• _Task requirements_
Only the pictures are to be left out; set down the rest of the records exactly.

• _Data to use_
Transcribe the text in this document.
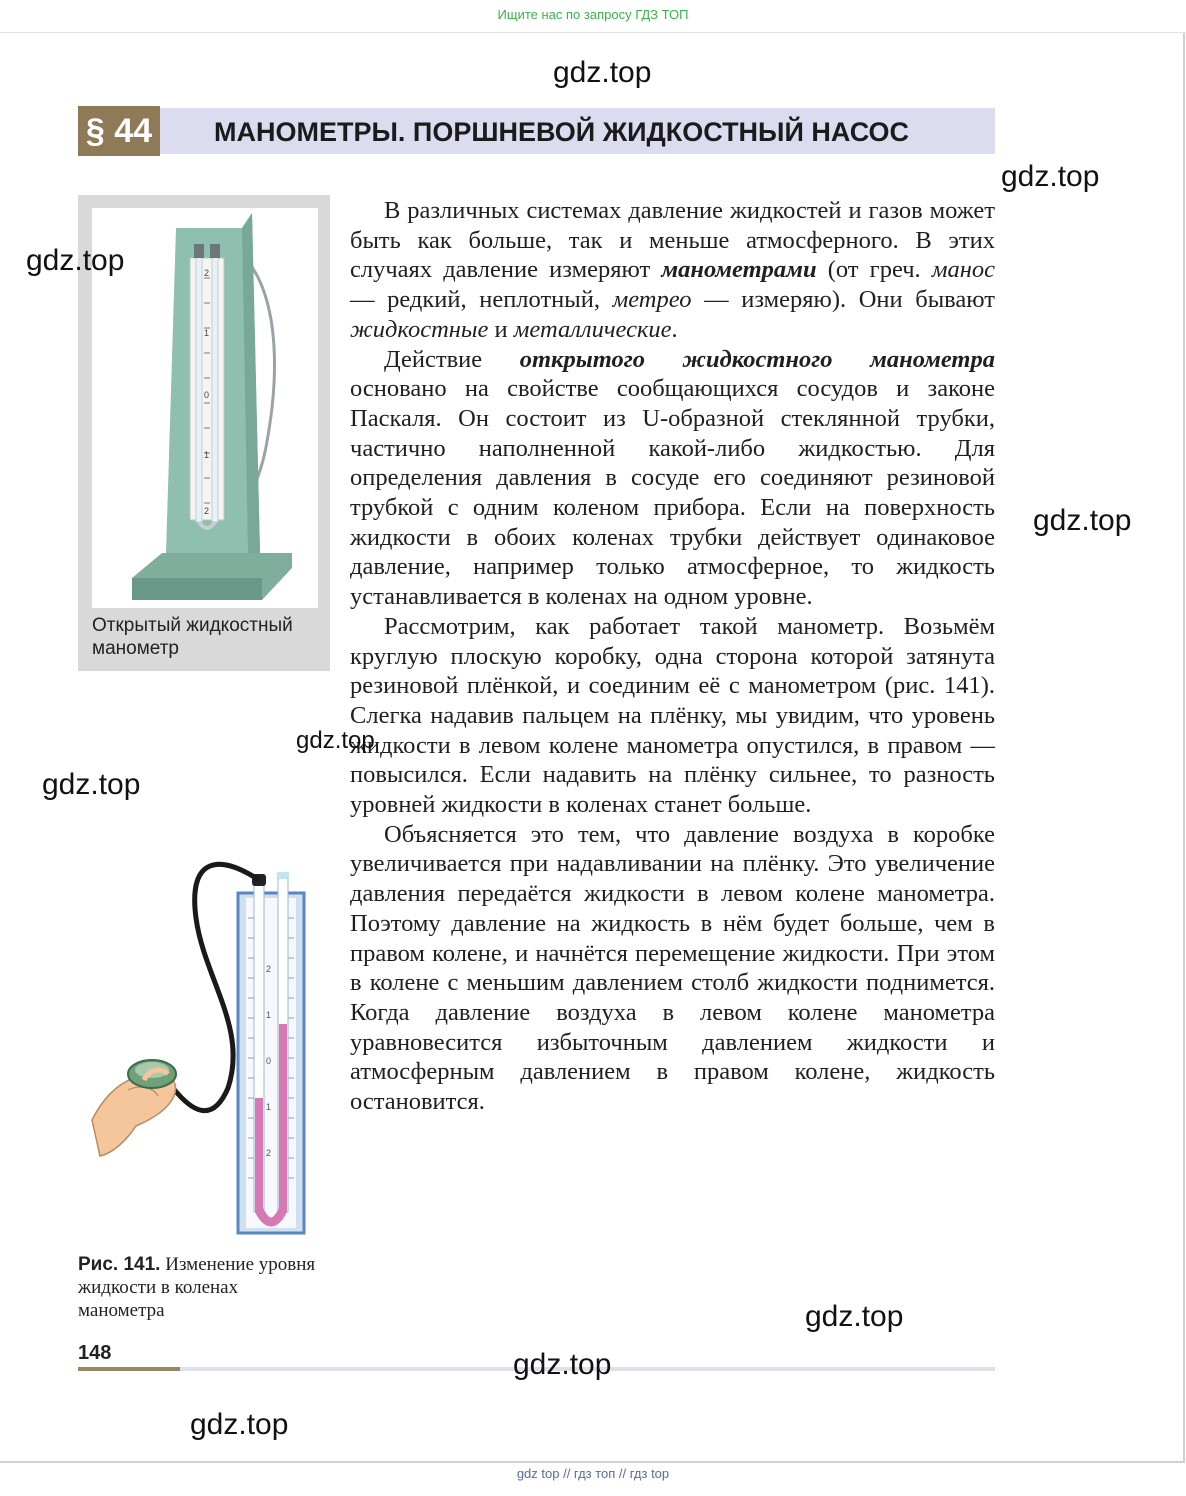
Ищите нас по запросу ГДЗ ТОП
§ 44 МАНОМЕТРЫ. ПОРШНЕВОЙ ЖИДКОСТНЫЙ НАСОС
2
1
0
1
2
Открытый жидкостный манометр

В различных системах давление жидкостей и газов может быть как больше, так и меньше атмосферного. В этих случаях давление измеряют манометрами (от греч. манос — редкий, неплотный, метрео — измеряю). Они бывают жидкостные и металлические.

Действие открытого жидкостного манометра основано на свойстве сообщающихся сосудов и законе Паскаля. Он состоит из U-образной стеклянной трубки, частично наполненной какой-либо жидкостью. Для определения давления в сосуде его соединяют резиновой трубкой с одним коленом прибора. Если на поверхность жидкости в обоих коленах трубки действует одинаковое давление, например только атмосферное, то жидкость устанавливается в коленах на одном уровне.

Рассмотрим, как работает такой манометр. Возьмём круглую плоскую коробку, одна сторона которой затянута резиновой плёнкой, и соединим её с манометром (рис. 141). Слегка надавив пальцем на плёнку, мы увидим, что уровень жидкости в левом колене манометра опустился, в правом — повысился. Если надавить на плёнку сильнее, то разность уровней жидкости в коленах станет больше.

Объясняется это тем, что давление воздуха в коробке увеличивается при надавливании на плёнку. Это увеличение давления передаётся жидкости в левом колене манометра. Поэтому давление на жидкость в нём будет больше, чем в правом колене, и начнётся перемещение жидкости. При этом в колене с меньшим давлением столб жидкости поднимется. Когда давление воздуха в левом колене манометра уравновесится избыточным давлением жидкости и атмосферным давлением в правом колене, жидкость остановится.

2
1
0
1
2
Рис. 141. Изменение уровня жидкости в коленах манометра
148
gdz.top
gdz.top
gdz.top
gdz.top
gdz.top
gdz.top
gdz.top
gdz.top
gdz.top
gdz top // гдз топ // гдз top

• _Complete output_
Transcribe the text in this document.
Ищите нас по запросу ГДЗ ТОП
§ 44 МАНОМЕТРЫ. ПОРШНЕВОЙ ЖИДКОСТНЫЙ НАСОС
2
1
0
1
2
Открытый жидкостный манометр

В различных системах давление жидкостей и газов может быть как больше, так и меньше атмосферного. В этих случаях давление измеряют манометрами (от греч. манос — редкий, неплотный, метрео — измеряю). Они бывают жидкостные и металлические.

Действие открытого жидкостного манометра основано на свойстве сообщающихся сосудов и законе Паскаля. Он состоит из U-образной стеклянной трубки, частично наполненной какой-либо жидкостью. Для определения давления в сосуде его соединяют резиновой трубкой с одним коленом прибора. Если на поверхность жидкости в обоих коленах трубки действует одинаковое давление, например только атмосферное, то жидкость устанавливается в коленах на одном уровне.

Рассмотрим, как работает такой манометр. Возьмём круглую плоскую коробку, одна сторона которой затянута резиновой плёнкой, и соединим её с манометром (рис. 141). Слегка надавив пальцем на плёнку, мы увидим, что уровень жидкости в левом колене манометра опустился, в правом — повысился. Если надавить на плёнку сильнее, то разность уровней жидкости в коленах станет больше.

Объясняется это тем, что давление воздуха в коробке увеличивается при надавливании на плёнку. Это увеличение давления передаётся жидкости в левом колене манометра. Поэтому давление на жидкость в нём будет больше, чем в правом колене, и начнётся перемещение жидкости. При этом в колене с меньшим давлением столб жидкости поднимется. Когда давление воздуха в левом колене манометра уравновесится избыточным давлением жидкости и атмосферным давлением в правом колене, жидкость остановится.

2
1
0
1
2
Рис. 141. Изменение уровня жидкости в коленах манометра
148
gdz.top
gdz.top
gdz.top
gdz.top
gdz.top
gdz.top
gdz.top
gdz.top
gdz.top
gdz top // гдз топ // гдз top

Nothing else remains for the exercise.